- _What is asked_: Determine how many lines of the records include "JSON", and answer with the number alone.

(Entries taken from a collection)
========================================
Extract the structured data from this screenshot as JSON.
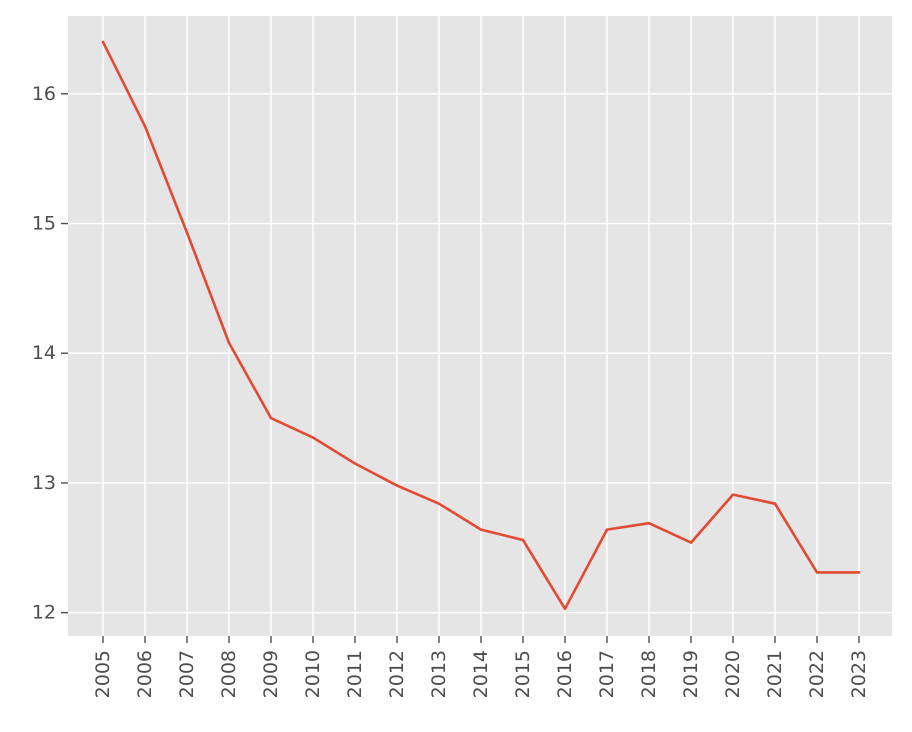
{
  "chart_data": {
    "type": "line",
    "title": "",
    "xlabel": "",
    "ylabel": "",
    "x": [
      "2005",
      "2006",
      "2007",
      "2008",
      "2009",
      "2010",
      "2011",
      "2012",
      "2013",
      "2014",
      "2015",
      "2016",
      "2017",
      "2018",
      "2019",
      "2020",
      "2021",
      "2022",
      "2023"
    ],
    "series": [
      {
        "values": [
          16.4,
          15.75,
          14.93,
          14.08,
          13.5,
          13.35,
          13.15,
          12.98,
          12.84,
          12.64,
          12.56,
          12.03,
          12.64,
          12.69,
          12.54,
          12.91,
          12.84,
          12.31,
          12.31
        ],
        "color": "#e24a33"
      }
    ],
    "yticks": [
      "12",
      "13",
      "14",
      "15",
      "16"
    ],
    "ylim": [
      11.82,
      16.6
    ],
    "grid": true,
    "style": "ggplot",
    "background_color": "#e5e5e5",
    "grid_color": "#ffffff",
    "tick_color": "#4d4d4d"
  }
}
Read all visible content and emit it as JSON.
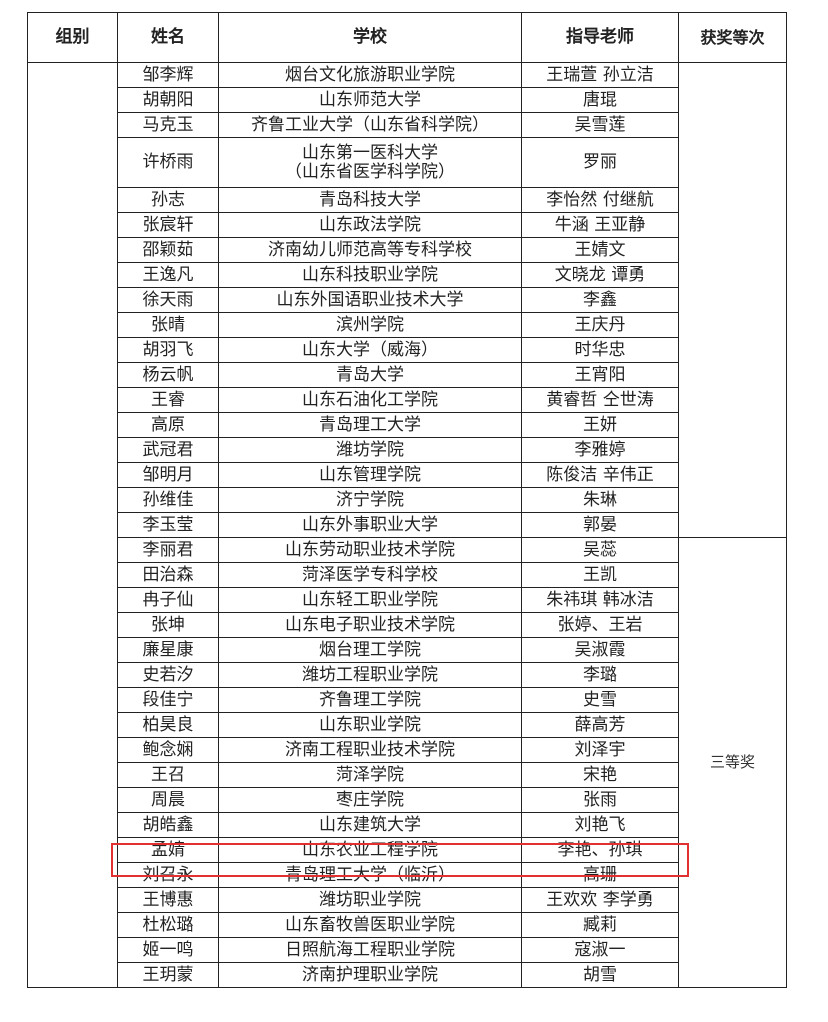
{
  "headers": {
    "group": "组别",
    "name": "姓名",
    "school": "学校",
    "teacher": "指导老师",
    "award": "获奖等次"
  },
  "groups": [
    {
      "award": "",
      "rows": [
        {
          "name": "邹李辉",
          "school": "烟台文化旅游职业学院",
          "teacher": "王瑞萱  孙立洁"
        },
        {
          "name": "胡朝阳",
          "school": "山东师范大学",
          "teacher": "唐琨"
        },
        {
          "name": "马克玉",
          "school": "齐鲁工业大学（山东省科学院）",
          "teacher": "吴雪莲"
        },
        {
          "name": "许桥雨",
          "school": "山东第一医科大学\n（山东省医学科学院）",
          "teacher": "罗丽"
        },
        {
          "name": "孙志",
          "school": "青岛科技大学",
          "teacher": "李怡然  付继航"
        },
        {
          "name": "张宸轩",
          "school": "山东政法学院",
          "teacher": "牛涵  王亚静"
        },
        {
          "name": "邵颖茹",
          "school": "济南幼儿师范高等专科学校",
          "teacher": "王婧文"
        },
        {
          "name": "王逸凡",
          "school": "山东科技职业学院",
          "teacher": "文晓龙  谭勇"
        },
        {
          "name": "徐天雨",
          "school": "山东外国语职业技术大学",
          "teacher": "李鑫"
        },
        {
          "name": "张晴",
          "school": "滨州学院",
          "teacher": "王庆丹"
        },
        {
          "name": "胡羽飞",
          "school": "山东大学（威海）",
          "teacher": "时华忠"
        },
        {
          "name": "杨云帆",
          "school": "青岛大学",
          "teacher": "王宵阳"
        },
        {
          "name": "王睿",
          "school": "山东石油化工学院",
          "teacher": "黄睿哲  仝世涛"
        },
        {
          "name": "高原",
          "school": "青岛理工大学",
          "teacher": "王妍"
        },
        {
          "name": "武冠君",
          "school": "潍坊学院",
          "teacher": "李雅婷"
        },
        {
          "name": "邹明月",
          "school": "山东管理学院",
          "teacher": "陈俊洁  辛伟正"
        },
        {
          "name": "孙维佳",
          "school": "济宁学院",
          "teacher": "朱琳"
        },
        {
          "name": "李玉莹",
          "school": "山东外事职业大学",
          "teacher": "郭晏"
        }
      ]
    },
    {
      "award": "三等奖",
      "rows": [
        {
          "name": "李丽君",
          "school": "山东劳动职业技术学院",
          "teacher": "吴蕊"
        },
        {
          "name": "田治森",
          "school": "菏泽医学专科学校",
          "teacher": "王凯"
        },
        {
          "name": "冉子仙",
          "school": "山东轻工职业学院",
          "teacher": "朱祎琪  韩冰洁"
        },
        {
          "name": "张坤",
          "school": "山东电子职业技术学院",
          "teacher": "张婷、王岩"
        },
        {
          "name": "廉星康",
          "school": "烟台理工学院",
          "teacher": "吴淑霞"
        },
        {
          "name": "史若汐",
          "school": "潍坊工程职业学院",
          "teacher": "李璐"
        },
        {
          "name": "段佳宁",
          "school": "齐鲁理工学院",
          "teacher": "史雪"
        },
        {
          "name": "柏昊良",
          "school": "山东职业学院",
          "teacher": "薛高芳"
        },
        {
          "name": "鲍念娴",
          "school": "济南工程职业技术学院",
          "teacher": "刘泽宇"
        },
        {
          "name": "王召",
          "school": "菏泽学院",
          "teacher": "宋艳"
        },
        {
          "name": "周晨",
          "school": "枣庄学院",
          "teacher": "张雨"
        },
        {
          "name": "胡皓鑫",
          "school": "山东建筑大学",
          "teacher": "刘艳飞"
        },
        {
          "name": "孟婧",
          "school": "山东农业工程学院",
          "teacher": "李艳、孙琪"
        },
        {
          "name": "刘召永",
          "school": "青岛理工大学（临沂）",
          "teacher": "高珊"
        },
        {
          "name": "王博惠",
          "school": "潍坊职业学院",
          "teacher": "王欢欢  李学勇"
        },
        {
          "name": "杜松璐",
          "school": "山东畜牧兽医职业学院",
          "teacher": "臧莉"
        },
        {
          "name": "姬一鸣",
          "school": "日照航海工程职业学院",
          "teacher": "寇淑一"
        },
        {
          "name": "王玥蒙",
          "school": "济南护理职业学院",
          "teacher": "胡雪"
        }
      ]
    }
  ],
  "highlight_color": "#e03030"
}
========================================
- _Correct result_: 2